— start Extracted material —

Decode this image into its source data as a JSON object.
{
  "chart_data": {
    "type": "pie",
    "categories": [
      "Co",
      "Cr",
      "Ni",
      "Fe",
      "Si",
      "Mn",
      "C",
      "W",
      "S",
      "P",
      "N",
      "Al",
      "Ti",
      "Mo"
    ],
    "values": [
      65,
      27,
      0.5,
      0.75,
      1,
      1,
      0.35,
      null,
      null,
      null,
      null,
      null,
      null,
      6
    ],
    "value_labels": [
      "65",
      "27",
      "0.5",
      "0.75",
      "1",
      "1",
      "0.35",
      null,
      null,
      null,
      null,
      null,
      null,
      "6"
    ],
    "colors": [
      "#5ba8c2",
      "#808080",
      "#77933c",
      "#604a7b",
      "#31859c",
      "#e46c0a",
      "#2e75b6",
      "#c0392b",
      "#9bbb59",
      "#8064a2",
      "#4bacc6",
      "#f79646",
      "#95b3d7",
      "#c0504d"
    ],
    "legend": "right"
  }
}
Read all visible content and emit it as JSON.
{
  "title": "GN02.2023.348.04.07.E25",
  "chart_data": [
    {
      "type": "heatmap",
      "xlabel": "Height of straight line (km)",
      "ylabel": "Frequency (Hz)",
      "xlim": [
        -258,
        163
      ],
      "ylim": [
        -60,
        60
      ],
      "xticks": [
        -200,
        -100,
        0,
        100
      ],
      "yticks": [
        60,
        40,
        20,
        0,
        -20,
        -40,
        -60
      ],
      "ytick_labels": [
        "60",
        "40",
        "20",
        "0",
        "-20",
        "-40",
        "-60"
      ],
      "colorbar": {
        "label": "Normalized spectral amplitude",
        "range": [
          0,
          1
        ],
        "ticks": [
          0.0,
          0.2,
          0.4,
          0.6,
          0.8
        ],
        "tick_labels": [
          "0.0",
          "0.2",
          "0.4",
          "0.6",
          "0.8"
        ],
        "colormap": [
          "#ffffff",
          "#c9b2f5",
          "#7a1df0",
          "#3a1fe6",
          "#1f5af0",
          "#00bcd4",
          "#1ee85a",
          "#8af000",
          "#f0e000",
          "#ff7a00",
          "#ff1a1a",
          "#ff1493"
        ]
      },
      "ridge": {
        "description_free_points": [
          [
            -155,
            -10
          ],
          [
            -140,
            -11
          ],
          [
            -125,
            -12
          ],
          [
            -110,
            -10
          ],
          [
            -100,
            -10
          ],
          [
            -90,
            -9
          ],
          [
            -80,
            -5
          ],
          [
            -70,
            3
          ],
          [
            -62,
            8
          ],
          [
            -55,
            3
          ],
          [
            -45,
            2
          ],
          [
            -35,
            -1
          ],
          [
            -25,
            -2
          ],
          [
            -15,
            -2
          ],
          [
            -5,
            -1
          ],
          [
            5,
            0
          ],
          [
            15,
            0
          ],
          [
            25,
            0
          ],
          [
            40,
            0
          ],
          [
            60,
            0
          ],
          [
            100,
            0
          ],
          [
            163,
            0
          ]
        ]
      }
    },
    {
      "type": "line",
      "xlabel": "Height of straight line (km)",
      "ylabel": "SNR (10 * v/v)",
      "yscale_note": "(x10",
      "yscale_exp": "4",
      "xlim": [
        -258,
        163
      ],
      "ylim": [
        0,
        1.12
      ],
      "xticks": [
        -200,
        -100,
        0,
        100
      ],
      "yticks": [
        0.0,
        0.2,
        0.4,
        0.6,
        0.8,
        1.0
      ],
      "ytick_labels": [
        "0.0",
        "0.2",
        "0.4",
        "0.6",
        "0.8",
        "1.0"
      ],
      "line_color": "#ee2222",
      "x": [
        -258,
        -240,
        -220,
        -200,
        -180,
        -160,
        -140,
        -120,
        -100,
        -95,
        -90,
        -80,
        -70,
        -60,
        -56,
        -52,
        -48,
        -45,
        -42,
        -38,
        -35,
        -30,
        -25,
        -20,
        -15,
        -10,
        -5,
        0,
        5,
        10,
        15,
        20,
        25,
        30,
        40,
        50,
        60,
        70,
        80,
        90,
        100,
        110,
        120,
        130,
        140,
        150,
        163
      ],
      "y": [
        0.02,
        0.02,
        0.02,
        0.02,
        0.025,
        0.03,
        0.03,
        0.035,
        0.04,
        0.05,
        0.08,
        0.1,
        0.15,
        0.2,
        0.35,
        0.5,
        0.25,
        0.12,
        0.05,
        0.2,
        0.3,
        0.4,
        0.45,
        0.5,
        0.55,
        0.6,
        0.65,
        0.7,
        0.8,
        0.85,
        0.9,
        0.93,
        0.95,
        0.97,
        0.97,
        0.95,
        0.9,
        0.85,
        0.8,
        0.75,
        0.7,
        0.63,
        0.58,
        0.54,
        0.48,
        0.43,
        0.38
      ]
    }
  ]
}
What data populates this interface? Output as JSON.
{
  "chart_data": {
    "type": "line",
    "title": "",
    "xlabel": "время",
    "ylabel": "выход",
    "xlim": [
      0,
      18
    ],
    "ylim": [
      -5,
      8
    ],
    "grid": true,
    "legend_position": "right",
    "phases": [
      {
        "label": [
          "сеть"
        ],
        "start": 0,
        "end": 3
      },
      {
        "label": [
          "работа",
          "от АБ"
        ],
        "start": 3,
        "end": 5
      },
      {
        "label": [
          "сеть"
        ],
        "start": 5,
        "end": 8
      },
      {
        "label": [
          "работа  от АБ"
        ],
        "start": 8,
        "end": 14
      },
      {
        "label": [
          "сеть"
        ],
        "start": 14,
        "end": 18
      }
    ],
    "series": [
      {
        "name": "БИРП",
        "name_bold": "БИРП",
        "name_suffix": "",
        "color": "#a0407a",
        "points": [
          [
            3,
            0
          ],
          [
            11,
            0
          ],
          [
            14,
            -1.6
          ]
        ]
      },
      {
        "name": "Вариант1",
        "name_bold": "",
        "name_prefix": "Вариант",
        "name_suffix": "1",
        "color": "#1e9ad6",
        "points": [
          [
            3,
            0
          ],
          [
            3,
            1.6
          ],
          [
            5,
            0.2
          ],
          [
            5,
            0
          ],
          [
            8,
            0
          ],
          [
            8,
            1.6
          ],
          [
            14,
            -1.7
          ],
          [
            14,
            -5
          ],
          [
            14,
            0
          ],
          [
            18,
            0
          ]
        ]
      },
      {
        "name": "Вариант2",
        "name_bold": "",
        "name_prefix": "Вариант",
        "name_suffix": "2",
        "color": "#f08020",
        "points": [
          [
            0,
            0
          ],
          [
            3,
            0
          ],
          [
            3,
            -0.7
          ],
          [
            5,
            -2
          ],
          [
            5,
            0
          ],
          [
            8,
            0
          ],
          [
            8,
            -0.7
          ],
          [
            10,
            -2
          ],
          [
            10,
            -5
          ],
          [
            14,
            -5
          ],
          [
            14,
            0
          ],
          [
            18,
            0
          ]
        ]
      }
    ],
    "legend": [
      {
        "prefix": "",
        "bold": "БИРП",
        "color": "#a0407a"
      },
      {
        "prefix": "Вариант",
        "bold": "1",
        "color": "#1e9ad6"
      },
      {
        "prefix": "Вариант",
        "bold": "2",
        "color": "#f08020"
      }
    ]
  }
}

— end Extracted material —

> Aim of the exercise:
Report all lines of the data that include the word "this".

> Solved problem:
Decode this image into its source data as a JSON object.
What data populates this interface? Output as JSON.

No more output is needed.